# [Your goal]
Find how many lines in the data below include the word "this", then write only that number.

# [Material shown]

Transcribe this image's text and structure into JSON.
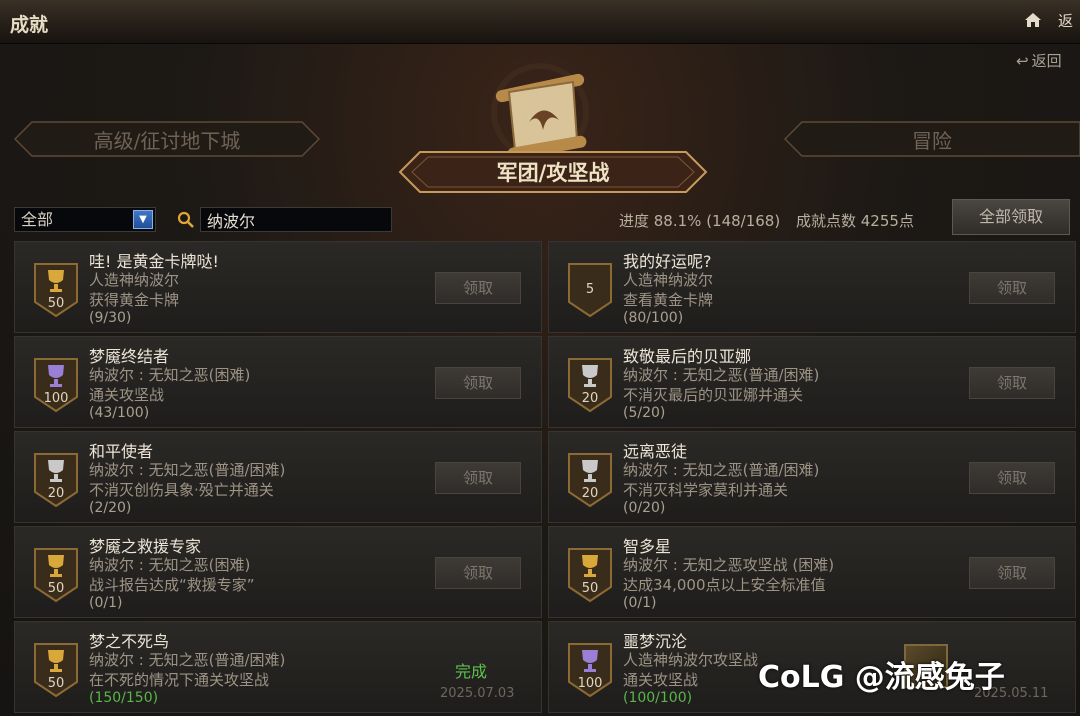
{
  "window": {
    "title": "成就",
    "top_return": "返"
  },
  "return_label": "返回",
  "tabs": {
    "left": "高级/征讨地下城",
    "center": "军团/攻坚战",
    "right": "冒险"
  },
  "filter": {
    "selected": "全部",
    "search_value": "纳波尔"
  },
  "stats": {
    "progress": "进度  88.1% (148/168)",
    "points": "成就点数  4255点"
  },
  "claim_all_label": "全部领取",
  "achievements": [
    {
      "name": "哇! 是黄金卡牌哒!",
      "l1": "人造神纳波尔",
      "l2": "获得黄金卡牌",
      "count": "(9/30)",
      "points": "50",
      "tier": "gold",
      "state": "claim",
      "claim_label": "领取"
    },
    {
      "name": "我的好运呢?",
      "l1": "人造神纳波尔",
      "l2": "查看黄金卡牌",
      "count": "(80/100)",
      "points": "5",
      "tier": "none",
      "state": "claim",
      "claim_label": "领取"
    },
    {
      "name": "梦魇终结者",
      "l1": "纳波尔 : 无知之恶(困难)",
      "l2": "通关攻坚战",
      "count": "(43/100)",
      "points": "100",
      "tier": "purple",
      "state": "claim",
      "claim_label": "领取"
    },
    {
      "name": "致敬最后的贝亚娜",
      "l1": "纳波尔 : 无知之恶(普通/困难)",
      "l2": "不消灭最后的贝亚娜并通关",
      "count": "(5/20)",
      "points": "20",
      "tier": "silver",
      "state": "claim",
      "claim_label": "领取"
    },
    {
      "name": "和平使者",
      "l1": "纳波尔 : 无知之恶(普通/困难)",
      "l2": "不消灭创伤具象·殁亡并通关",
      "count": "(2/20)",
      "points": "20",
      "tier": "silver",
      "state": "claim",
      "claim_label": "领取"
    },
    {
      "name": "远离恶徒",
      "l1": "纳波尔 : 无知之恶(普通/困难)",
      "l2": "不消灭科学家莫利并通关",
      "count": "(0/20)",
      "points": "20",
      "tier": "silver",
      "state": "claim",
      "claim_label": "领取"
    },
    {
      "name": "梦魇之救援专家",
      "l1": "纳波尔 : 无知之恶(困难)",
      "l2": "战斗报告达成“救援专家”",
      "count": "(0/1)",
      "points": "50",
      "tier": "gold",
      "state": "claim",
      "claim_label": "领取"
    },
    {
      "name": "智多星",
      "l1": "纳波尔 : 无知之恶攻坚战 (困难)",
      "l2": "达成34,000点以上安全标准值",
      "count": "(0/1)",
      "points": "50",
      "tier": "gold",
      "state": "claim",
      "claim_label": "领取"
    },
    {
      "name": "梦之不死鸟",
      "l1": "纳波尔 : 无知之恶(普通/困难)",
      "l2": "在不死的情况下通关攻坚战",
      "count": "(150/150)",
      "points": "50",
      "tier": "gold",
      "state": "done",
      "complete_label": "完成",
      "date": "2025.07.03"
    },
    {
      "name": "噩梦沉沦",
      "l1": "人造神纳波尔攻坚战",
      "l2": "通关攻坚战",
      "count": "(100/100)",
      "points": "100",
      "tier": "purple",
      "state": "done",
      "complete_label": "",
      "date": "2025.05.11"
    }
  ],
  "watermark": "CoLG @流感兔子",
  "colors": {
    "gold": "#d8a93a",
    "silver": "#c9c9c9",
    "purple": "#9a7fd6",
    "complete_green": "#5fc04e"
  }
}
==
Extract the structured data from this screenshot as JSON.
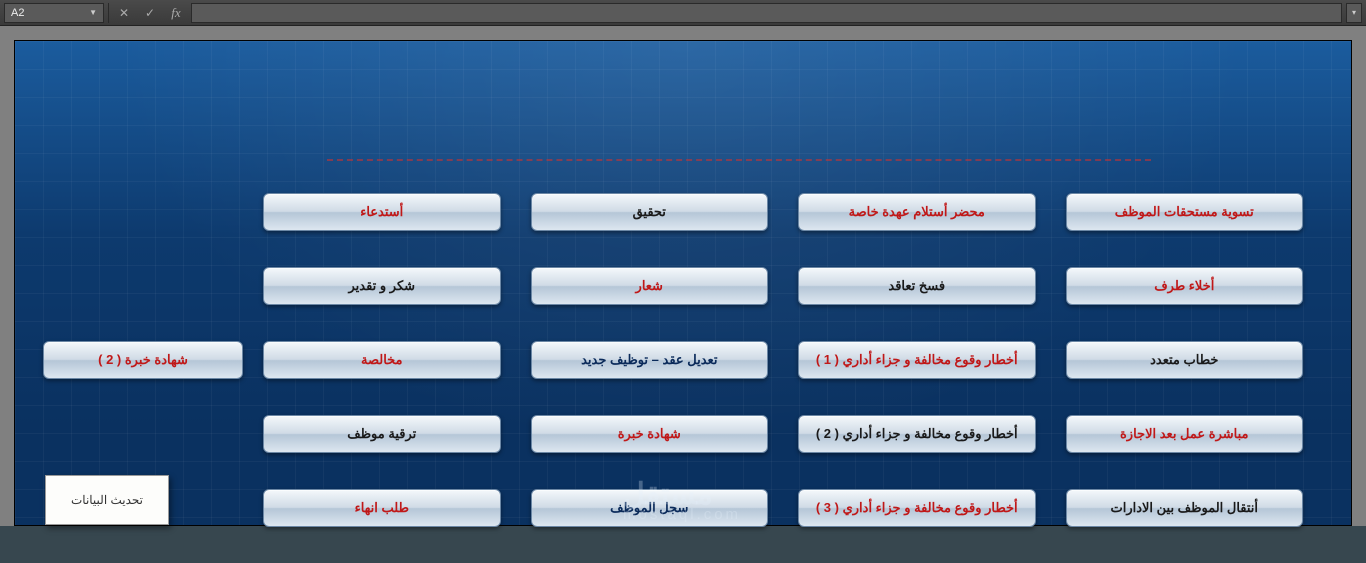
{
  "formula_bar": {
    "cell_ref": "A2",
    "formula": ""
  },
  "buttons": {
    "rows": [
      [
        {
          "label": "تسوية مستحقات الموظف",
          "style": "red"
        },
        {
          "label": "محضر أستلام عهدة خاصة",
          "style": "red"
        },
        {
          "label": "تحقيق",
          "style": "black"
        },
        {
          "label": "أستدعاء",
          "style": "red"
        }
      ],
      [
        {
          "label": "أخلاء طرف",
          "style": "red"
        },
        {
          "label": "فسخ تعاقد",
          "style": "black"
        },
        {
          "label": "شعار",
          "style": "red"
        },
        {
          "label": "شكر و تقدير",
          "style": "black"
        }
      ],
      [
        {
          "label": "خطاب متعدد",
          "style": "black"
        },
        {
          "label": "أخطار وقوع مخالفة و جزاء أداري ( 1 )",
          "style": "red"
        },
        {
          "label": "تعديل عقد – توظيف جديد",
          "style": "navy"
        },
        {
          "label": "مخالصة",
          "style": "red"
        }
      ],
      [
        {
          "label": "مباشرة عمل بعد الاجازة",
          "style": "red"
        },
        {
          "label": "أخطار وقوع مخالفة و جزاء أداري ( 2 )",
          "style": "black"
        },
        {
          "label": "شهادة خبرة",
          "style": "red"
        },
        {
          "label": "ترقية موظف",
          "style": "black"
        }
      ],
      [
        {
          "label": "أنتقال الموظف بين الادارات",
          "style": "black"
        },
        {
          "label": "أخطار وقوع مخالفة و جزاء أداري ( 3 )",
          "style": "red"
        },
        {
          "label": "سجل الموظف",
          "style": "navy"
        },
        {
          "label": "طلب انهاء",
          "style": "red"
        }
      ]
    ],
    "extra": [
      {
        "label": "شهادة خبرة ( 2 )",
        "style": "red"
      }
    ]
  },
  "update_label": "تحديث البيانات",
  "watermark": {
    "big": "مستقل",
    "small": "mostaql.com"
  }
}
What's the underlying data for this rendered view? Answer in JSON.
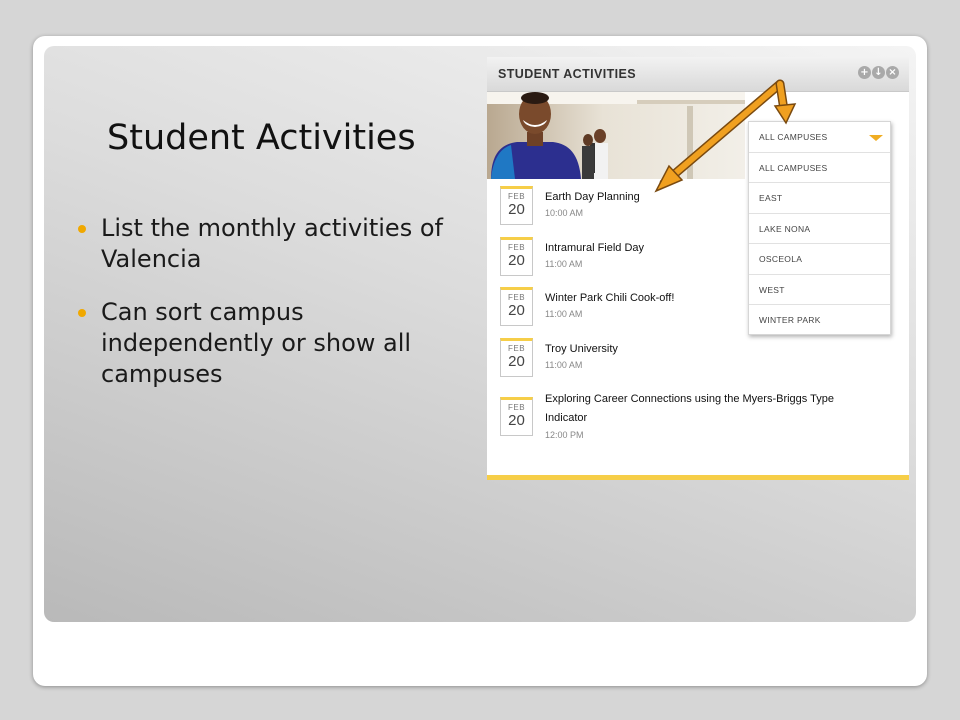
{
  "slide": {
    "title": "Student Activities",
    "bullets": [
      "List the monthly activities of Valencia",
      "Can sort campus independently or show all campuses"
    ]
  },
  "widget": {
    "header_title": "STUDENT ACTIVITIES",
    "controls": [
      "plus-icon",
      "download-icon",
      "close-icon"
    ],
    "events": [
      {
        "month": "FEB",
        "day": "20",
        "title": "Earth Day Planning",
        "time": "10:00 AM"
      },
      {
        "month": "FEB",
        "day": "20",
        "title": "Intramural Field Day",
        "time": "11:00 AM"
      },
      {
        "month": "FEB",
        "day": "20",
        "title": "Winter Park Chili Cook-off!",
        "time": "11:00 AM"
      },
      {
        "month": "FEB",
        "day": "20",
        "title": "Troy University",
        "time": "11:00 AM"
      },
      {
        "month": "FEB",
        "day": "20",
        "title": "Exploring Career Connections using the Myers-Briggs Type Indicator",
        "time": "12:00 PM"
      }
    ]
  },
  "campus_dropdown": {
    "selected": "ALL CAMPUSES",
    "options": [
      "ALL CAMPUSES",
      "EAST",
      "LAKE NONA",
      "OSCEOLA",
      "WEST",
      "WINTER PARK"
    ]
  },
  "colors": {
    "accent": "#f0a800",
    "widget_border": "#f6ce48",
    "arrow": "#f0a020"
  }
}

# [Task result]
3